*Extracted information:*

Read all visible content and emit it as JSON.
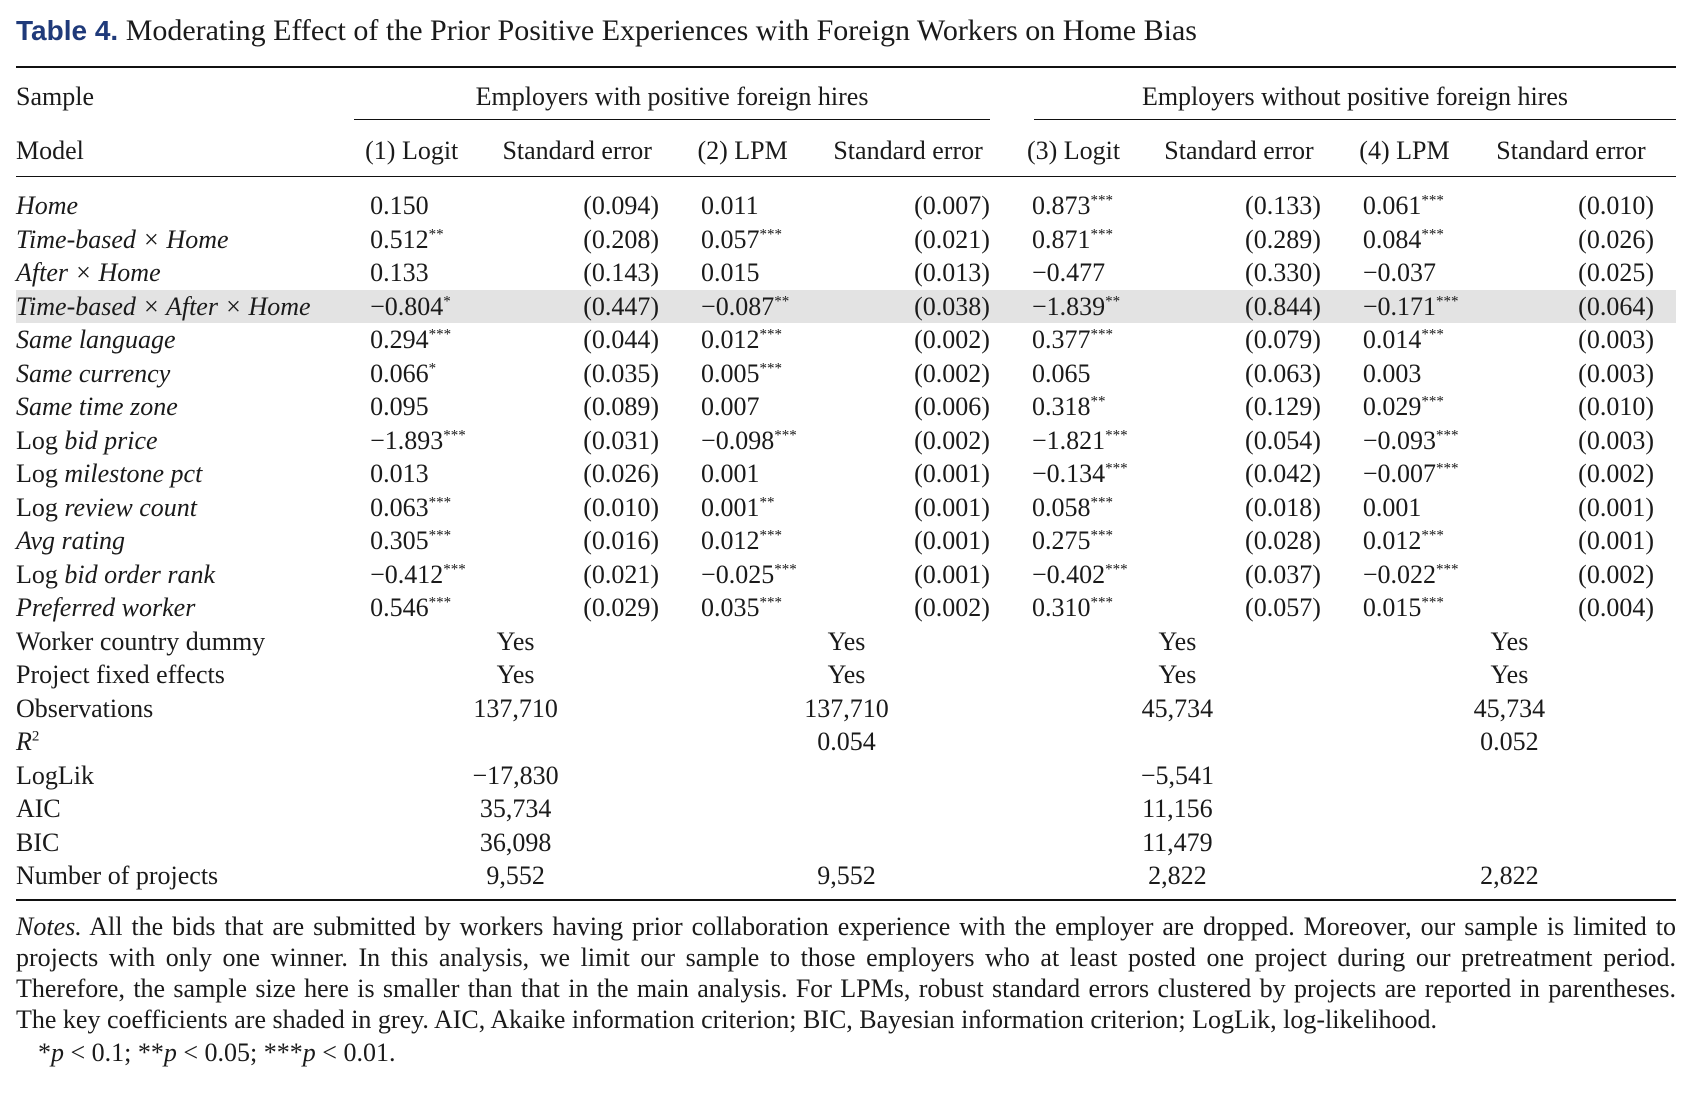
{
  "caption": {
    "label": "Table 4.",
    "title": "Moderating Effect of the Prior Positive Experiences with Foreign Workers on Home Bias"
  },
  "header": {
    "sample_label": "Sample",
    "group1": "Employers with positive foreign hires",
    "group2": "Employers without positive foreign hires",
    "model_label": "Model",
    "columns": [
      "(1) Logit",
      "Standard error",
      "(2) LPM",
      "Standard error",
      "(3) Logit",
      "Standard error",
      "(4) LPM",
      "Standard error"
    ]
  },
  "rows": [
    {
      "label": "Home",
      "v": [
        "0.150",
        "(0.094)",
        "0.011",
        "(0.007)",
        "0.873***",
        "(0.133)",
        "0.061***",
        "(0.010)"
      ]
    },
    {
      "label": "Time-based × Home",
      "v": [
        "0.512**",
        "(0.208)",
        "0.057***",
        "(0.021)",
        "0.871***",
        "(0.289)",
        "0.084***",
        "(0.026)"
      ]
    },
    {
      "label": "After × Home",
      "v": [
        "0.133",
        "(0.143)",
        "0.015",
        "(0.013)",
        "−0.477",
        "(0.330)",
        "−0.037",
        "(0.025)"
      ]
    },
    {
      "label": "Time-based × After × Home",
      "v": [
        "−0.804*",
        "(0.447)",
        "−0.087**",
        "(0.038)",
        "−1.839**",
        "(0.844)",
        "−0.171***",
        "(0.064)"
      ]
    },
    {
      "label": "Same language",
      "v": [
        "0.294***",
        "(0.044)",
        "0.012***",
        "(0.002)",
        "0.377***",
        "(0.079)",
        "0.014***",
        "(0.003)"
      ]
    },
    {
      "label": "Same currency",
      "v": [
        "0.066*",
        "(0.035)",
        "0.005***",
        "(0.002)",
        "0.065",
        "(0.063)",
        "0.003",
        "(0.003)"
      ]
    },
    {
      "label": "Same time zone",
      "v": [
        "0.095",
        "(0.089)",
        "0.007",
        "(0.006)",
        "0.318**",
        "(0.129)",
        "0.029***",
        "(0.010)"
      ]
    },
    {
      "label_pre": "Log ",
      "label_it": "bid price",
      "v": [
        "−1.893***",
        "(0.031)",
        "−0.098***",
        "(0.002)",
        "−1.821***",
        "(0.054)",
        "−0.093***",
        "(0.003)"
      ]
    },
    {
      "label_pre": "Log ",
      "label_it": "milestone pct",
      "v": [
        "0.013",
        "(0.026)",
        "0.001",
        "(0.001)",
        "−0.134***",
        "(0.042)",
        "−0.007***",
        "(0.002)"
      ]
    },
    {
      "label_pre": "Log ",
      "label_it": "review count",
      "v": [
        "0.063***",
        "(0.010)",
        "0.001**",
        "(0.001)",
        "0.058***",
        "(0.018)",
        "0.001",
        "(0.001)"
      ]
    },
    {
      "label": "Avg rating",
      "v": [
        "0.305***",
        "(0.016)",
        "0.012***",
        "(0.001)",
        "0.275***",
        "(0.028)",
        "0.012***",
        "(0.001)"
      ]
    },
    {
      "label_pre": "Log ",
      "label_it": "bid order rank",
      "v": [
        "−0.412***",
        "(0.021)",
        "−0.025***",
        "(0.001)",
        "−0.402***",
        "(0.037)",
        "−0.022***",
        "(0.002)"
      ]
    },
    {
      "label": "Preferred worker",
      "v": [
        "0.546***",
        "(0.029)",
        "0.035***",
        "(0.002)",
        "0.310***",
        "(0.057)",
        "0.015***",
        "(0.004)"
      ]
    }
  ],
  "summary": [
    {
      "label": "Worker country dummy",
      "v": [
        "Yes",
        "Yes",
        "Yes",
        "Yes"
      ]
    },
    {
      "label": "Project fixed effects",
      "v": [
        "Yes",
        "Yes",
        "Yes",
        "Yes"
      ]
    },
    {
      "label": "Observations",
      "v": [
        "137,710",
        "137,710",
        "45,734",
        "45,734"
      ]
    },
    {
      "label": "R",
      "label_sup": "2",
      "v": [
        "",
        "0.054",
        "",
        "0.052"
      ]
    },
    {
      "label": "LogLik",
      "v": [
        "−17,830",
        "",
        "−5,541",
        ""
      ]
    },
    {
      "label": "AIC",
      "v": [
        "35,734",
        "",
        "11,156",
        ""
      ]
    },
    {
      "label": "BIC",
      "v": [
        "36,098",
        "",
        "11,479",
        ""
      ]
    },
    {
      "label": "Number of projects",
      "v": [
        "9,552",
        "9,552",
        "2,822",
        "2,822"
      ]
    }
  ],
  "notes": {
    "lead": "Notes.",
    "text": " All the bids that are submitted by workers having prior collaboration experience with the employer are dropped. Moreover, our sample is limited to projects with only one winner. In this analysis, we limit our sample to those employers who at least posted one project during our pretreatment period. Therefore, the sample size here is smaller than that in the main analysis. For LPMs, robust standard errors clustered by projects are reported in parentheses. The key coefficients are shaded in grey. AIC, Akaike information criterion; BIC, Bayesian information criterion; LogLik, log-likelihood.",
    "significance": "*p < 0.1; **p < 0.05; ***p < 0.01."
  }
}
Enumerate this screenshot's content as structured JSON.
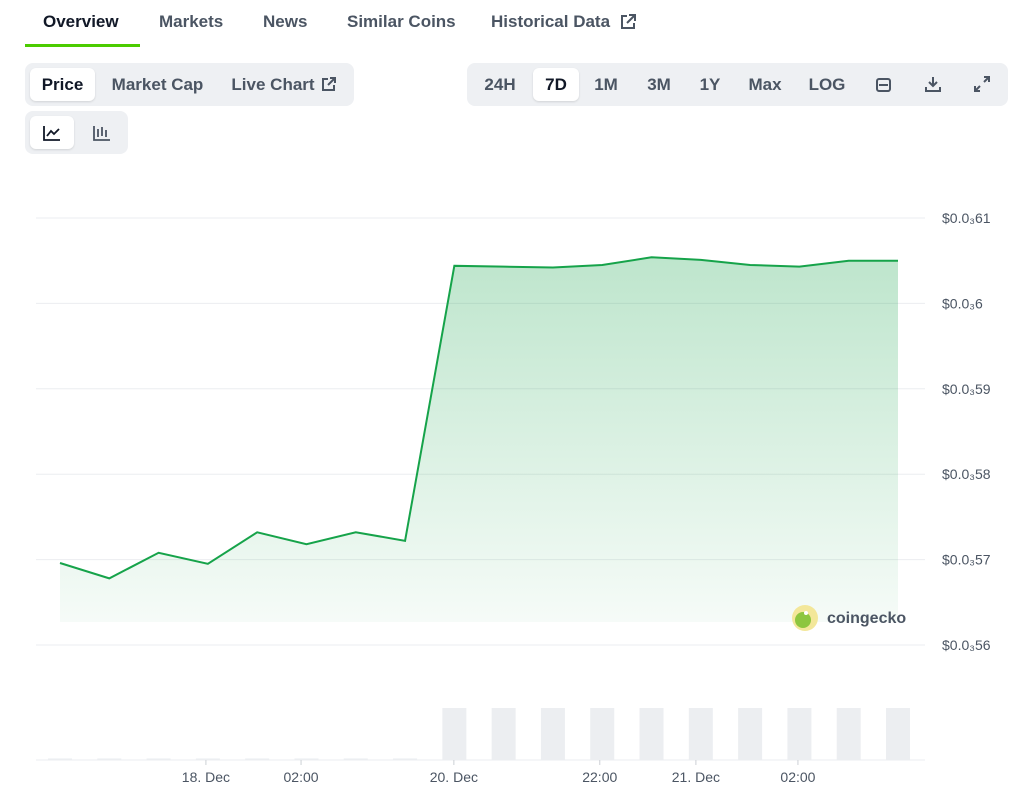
{
  "tabs": [
    "Overview",
    "Markets",
    "News",
    "Similar Coins",
    "Historical Data"
  ],
  "price_buttons": [
    "Price",
    "Market Cap",
    "Live Chart"
  ],
  "range_buttons": [
    "24H",
    "7D",
    "1M",
    "3M",
    "1Y",
    "Max",
    "LOG"
  ],
  "watermark": "coingecko",
  "chart_data": {
    "type": "line",
    "color": "#16a34a",
    "values": [
      0.0005696,
      0.0005678,
      0.0005708,
      0.0005695,
      0.0005732,
      0.0005718,
      0.0005732,
      0.0005722,
      0.0006044,
      0.0006043,
      0.0006042,
      0.0006045,
      0.0006054,
      0.0006051,
      0.0006045,
      0.0006043,
      0.000605,
      0.000605
    ],
    "volume": [
      0.03,
      0.03,
      0.03,
      0.03,
      0.03,
      0.03,
      0.03,
      0.03,
      1,
      1,
      1,
      1,
      1,
      1,
      1,
      1,
      1,
      1
    ],
    "volume_lim": [
      0,
      1
    ],
    "xlim": [
      0,
      17
    ],
    "xticks": [
      {
        "value": 2.96,
        "label": "18. Dec"
      },
      {
        "value": 4.89,
        "label": "02:00"
      },
      {
        "value": 7.99,
        "label": "20. Dec"
      },
      {
        "value": 10.95,
        "label": "22:00"
      },
      {
        "value": 12.9,
        "label": "21. Dec"
      },
      {
        "value": 14.97,
        "label": "02:00"
      }
    ],
    "ylim": [
      0.00056,
      0.00061
    ],
    "yticks": [
      {
        "value": 0.00061,
        "label": "$0.0₃61"
      },
      {
        "value": 0.0006,
        "label": "$0.0₃6"
      },
      {
        "value": 0.00059,
        "label": "$0.0₃59"
      },
      {
        "value": 0.00058,
        "label": "$0.0₃58"
      },
      {
        "value": 0.00057,
        "label": "$0.0₃57"
      },
      {
        "value": 0.00056,
        "label": "$0.0₃56"
      }
    ],
    "grid": true
  }
}
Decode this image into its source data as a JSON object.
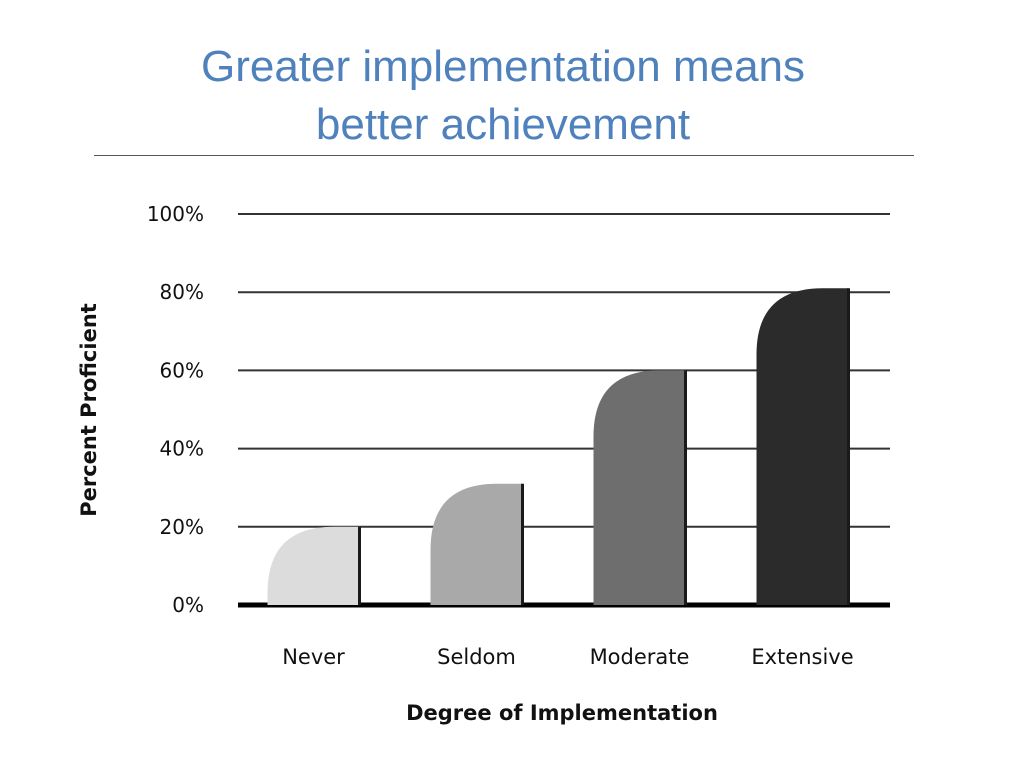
{
  "slide": {
    "title_line1": "Greater implementation means",
    "title_line2": "better achievement",
    "title_color": "#4f81bd"
  },
  "chart_data": {
    "type": "bar",
    "title": "",
    "xlabel": "Degree of Implementation",
    "ylabel": "Percent Proficient",
    "categories": [
      "Never",
      "Seldom",
      "Moderate",
      "Extensive"
    ],
    "values": [
      20,
      31,
      60,
      81
    ],
    "ylim": [
      0,
      100
    ],
    "yticks": [
      "0%",
      "20%",
      "40%",
      "60%",
      "80%",
      "100%"
    ],
    "ytick_values": [
      0,
      20,
      40,
      60,
      80,
      100
    ],
    "grid": true,
    "legend": "none",
    "bar_colors": [
      "#dcdcdc",
      "#a9a9a9",
      "#6e6e6e",
      "#2b2b2b"
    ]
  }
}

*Problem:*
Beginning with the line that contains "Decode this image" in the data above, please copy each line exactly until the last line, both ends included, skipping any pictures.

*Full output:*
Decode this image into its source data as a JSON object.
{
  "slide": {
    "title_line1": "Greater implementation means",
    "title_line2": "better achievement",
    "title_color": "#4f81bd"
  },
  "chart_data": {
    "type": "bar",
    "title": "",
    "xlabel": "Degree of Implementation",
    "ylabel": "Percent Proficient",
    "categories": [
      "Never",
      "Seldom",
      "Moderate",
      "Extensive"
    ],
    "values": [
      20,
      31,
      60,
      81
    ],
    "ylim": [
      0,
      100
    ],
    "yticks": [
      "0%",
      "20%",
      "40%",
      "60%",
      "80%",
      "100%"
    ],
    "ytick_values": [
      0,
      20,
      40,
      60,
      80,
      100
    ],
    "grid": true,
    "legend": "none",
    "bar_colors": [
      "#dcdcdc",
      "#a9a9a9",
      "#6e6e6e",
      "#2b2b2b"
    ]
  }
}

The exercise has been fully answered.